-- PROBLEM DESCRIPTION --
Images are not part of the copy; write out the rest of the data exactly as given.

#####

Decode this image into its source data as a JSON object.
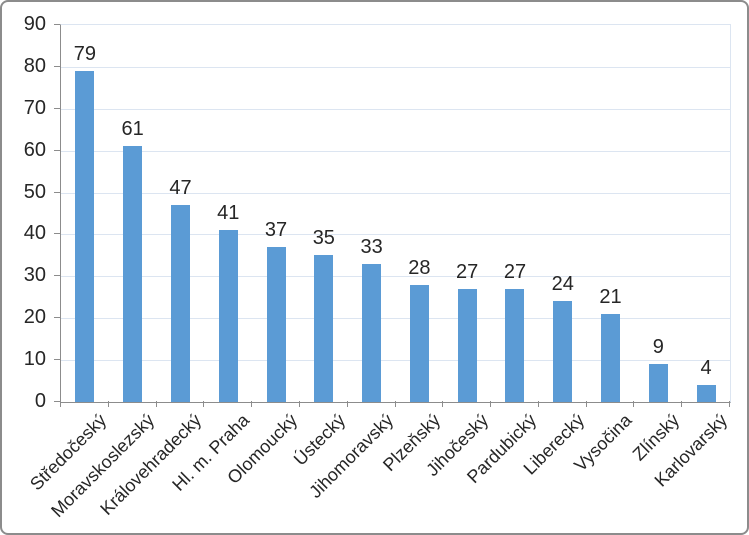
{
  "chart_data": {
    "type": "bar",
    "title": "",
    "xlabel": "",
    "ylabel": "",
    "categories": [
      "Středočeský",
      "Moravskoslezský",
      "Královehradecký",
      "Hl. m. Praha",
      "Olomoucký",
      "Ústecký",
      "Jihomoravský",
      "Plzeňský",
      "Jihočeský",
      "Pardubický",
      "Liberecký",
      "Vysočina",
      "Zlínský",
      "Karlovarský"
    ],
    "values": [
      79,
      61,
      47,
      41,
      37,
      35,
      33,
      28,
      27,
      27,
      24,
      21,
      9,
      4
    ],
    "value_labels": [
      "79",
      "61",
      "47",
      "41",
      "37",
      "35",
      "33",
      "28",
      "27",
      "27",
      "24",
      "21",
      "9",
      "4"
    ],
    "ylim": [
      0,
      90
    ],
    "ytick_step": 10,
    "ytick_labels": [
      "0",
      "10",
      "20",
      "30",
      "40",
      "50",
      "60",
      "70",
      "80",
      "90"
    ],
    "grid": true,
    "legend": false,
    "colors": {
      "bar": "#5B9BD5",
      "gridline": "#DCE5F1",
      "axis": "#8C8C8C",
      "text": "#262626",
      "chart_border": "#8C8C8C",
      "background": "#FFFFFF"
    }
  }
}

#####

-- CORRECT RESPONSE --
Decode this image into its source data as a JSON object.
{
  "chart_data": {
    "type": "bar",
    "title": "",
    "xlabel": "",
    "ylabel": "",
    "categories": [
      "Středočeský",
      "Moravskoslezský",
      "Královehradecký",
      "Hl. m. Praha",
      "Olomoucký",
      "Ústecký",
      "Jihomoravský",
      "Plzeňský",
      "Jihočeský",
      "Pardubický",
      "Liberecký",
      "Vysočina",
      "Zlínský",
      "Karlovarský"
    ],
    "values": [
      79,
      61,
      47,
      41,
      37,
      35,
      33,
      28,
      27,
      27,
      24,
      21,
      9,
      4
    ],
    "value_labels": [
      "79",
      "61",
      "47",
      "41",
      "37",
      "35",
      "33",
      "28",
      "27",
      "27",
      "24",
      "21",
      "9",
      "4"
    ],
    "ylim": [
      0,
      90
    ],
    "ytick_step": 10,
    "ytick_labels": [
      "0",
      "10",
      "20",
      "30",
      "40",
      "50",
      "60",
      "70",
      "80",
      "90"
    ],
    "grid": true,
    "legend": false,
    "colors": {
      "bar": "#5B9BD5",
      "gridline": "#DCE5F1",
      "axis": "#8C8C8C",
      "text": "#262626",
      "chart_border": "#8C8C8C",
      "background": "#FFFFFF"
    }
  }
}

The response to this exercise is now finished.